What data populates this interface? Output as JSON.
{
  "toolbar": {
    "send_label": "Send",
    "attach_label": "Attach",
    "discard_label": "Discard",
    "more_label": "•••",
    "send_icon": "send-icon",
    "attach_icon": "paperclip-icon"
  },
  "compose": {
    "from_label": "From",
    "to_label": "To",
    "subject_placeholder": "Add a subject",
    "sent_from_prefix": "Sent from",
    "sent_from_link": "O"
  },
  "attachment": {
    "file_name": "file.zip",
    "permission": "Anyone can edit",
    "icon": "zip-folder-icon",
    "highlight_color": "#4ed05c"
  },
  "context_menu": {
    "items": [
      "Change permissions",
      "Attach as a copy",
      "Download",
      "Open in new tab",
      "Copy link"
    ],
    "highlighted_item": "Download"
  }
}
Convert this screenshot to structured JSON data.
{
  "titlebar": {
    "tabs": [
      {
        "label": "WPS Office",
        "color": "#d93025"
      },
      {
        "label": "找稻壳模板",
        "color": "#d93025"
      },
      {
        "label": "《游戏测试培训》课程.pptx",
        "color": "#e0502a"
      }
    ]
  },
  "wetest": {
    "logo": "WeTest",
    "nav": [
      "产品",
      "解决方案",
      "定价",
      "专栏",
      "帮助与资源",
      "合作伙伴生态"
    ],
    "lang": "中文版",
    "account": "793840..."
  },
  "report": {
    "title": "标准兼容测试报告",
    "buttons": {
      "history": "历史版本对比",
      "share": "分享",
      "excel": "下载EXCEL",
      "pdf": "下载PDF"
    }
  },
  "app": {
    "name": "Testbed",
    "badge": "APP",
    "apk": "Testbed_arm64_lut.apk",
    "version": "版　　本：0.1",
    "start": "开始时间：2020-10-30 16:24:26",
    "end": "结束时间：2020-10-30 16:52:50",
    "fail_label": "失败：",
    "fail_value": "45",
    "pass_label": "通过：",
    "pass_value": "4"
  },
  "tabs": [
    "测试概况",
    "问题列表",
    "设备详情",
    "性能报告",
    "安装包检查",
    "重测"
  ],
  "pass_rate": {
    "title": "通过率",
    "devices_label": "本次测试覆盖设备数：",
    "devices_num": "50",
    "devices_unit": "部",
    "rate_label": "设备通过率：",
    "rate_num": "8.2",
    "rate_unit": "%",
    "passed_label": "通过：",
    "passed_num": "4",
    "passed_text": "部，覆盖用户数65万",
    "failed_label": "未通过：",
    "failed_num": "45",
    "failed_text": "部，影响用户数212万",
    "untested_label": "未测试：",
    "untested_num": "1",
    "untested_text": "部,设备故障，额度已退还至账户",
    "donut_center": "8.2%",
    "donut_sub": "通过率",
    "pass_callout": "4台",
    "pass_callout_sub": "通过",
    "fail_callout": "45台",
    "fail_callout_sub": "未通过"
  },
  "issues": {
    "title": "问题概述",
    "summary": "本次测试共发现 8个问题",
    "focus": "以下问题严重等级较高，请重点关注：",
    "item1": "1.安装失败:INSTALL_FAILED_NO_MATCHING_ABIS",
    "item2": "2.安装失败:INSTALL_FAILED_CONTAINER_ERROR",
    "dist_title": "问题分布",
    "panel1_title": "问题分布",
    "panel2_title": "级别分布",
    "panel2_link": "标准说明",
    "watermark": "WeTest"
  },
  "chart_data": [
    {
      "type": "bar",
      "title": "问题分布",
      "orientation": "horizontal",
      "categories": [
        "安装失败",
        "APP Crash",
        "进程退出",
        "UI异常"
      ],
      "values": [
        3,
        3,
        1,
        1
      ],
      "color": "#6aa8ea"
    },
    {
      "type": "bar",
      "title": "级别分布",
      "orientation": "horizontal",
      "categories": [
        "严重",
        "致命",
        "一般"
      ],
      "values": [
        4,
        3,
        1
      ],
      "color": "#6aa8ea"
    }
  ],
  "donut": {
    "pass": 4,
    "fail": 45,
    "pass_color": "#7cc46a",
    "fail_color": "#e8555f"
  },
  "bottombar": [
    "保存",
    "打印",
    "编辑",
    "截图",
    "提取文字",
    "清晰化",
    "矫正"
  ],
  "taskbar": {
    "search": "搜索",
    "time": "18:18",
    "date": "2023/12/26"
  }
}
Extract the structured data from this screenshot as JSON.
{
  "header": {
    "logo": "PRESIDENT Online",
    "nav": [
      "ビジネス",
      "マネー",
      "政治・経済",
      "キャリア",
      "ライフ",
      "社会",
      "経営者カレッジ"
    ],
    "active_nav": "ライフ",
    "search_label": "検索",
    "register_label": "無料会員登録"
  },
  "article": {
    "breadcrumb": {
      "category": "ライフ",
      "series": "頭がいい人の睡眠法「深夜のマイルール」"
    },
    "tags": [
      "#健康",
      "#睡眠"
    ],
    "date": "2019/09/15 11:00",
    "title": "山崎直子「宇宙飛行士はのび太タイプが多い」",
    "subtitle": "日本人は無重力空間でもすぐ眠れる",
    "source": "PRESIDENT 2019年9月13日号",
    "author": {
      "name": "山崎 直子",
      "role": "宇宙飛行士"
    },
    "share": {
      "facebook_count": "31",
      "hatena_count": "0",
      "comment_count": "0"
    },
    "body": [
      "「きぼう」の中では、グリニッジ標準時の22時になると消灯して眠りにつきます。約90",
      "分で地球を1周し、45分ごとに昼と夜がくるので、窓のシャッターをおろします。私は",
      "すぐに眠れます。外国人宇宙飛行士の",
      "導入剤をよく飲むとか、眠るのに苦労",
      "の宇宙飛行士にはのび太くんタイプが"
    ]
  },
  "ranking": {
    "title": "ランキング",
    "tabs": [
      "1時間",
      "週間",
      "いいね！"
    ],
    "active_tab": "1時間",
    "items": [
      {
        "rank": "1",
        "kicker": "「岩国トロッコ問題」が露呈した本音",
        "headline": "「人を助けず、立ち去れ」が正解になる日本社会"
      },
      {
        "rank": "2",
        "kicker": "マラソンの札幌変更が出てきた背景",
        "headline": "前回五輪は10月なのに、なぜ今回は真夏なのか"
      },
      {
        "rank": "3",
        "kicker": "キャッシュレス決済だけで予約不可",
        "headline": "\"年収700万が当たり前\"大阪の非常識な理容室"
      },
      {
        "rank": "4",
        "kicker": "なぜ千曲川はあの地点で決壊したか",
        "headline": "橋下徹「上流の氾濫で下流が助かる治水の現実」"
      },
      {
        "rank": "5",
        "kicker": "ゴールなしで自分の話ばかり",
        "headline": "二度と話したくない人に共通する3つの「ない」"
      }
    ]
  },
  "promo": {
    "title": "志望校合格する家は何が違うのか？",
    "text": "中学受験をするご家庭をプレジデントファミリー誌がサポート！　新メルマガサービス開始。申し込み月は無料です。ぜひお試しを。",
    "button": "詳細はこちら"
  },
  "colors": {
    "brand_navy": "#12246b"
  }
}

WHAT YOU NEED TO DO: Track down all lines above with the string "PRESIDENT" and copy them.

FULL OUTPUT:
    "logo": "PRESIDENT Online",
    "source": "PRESIDENT 2019年9月13日号",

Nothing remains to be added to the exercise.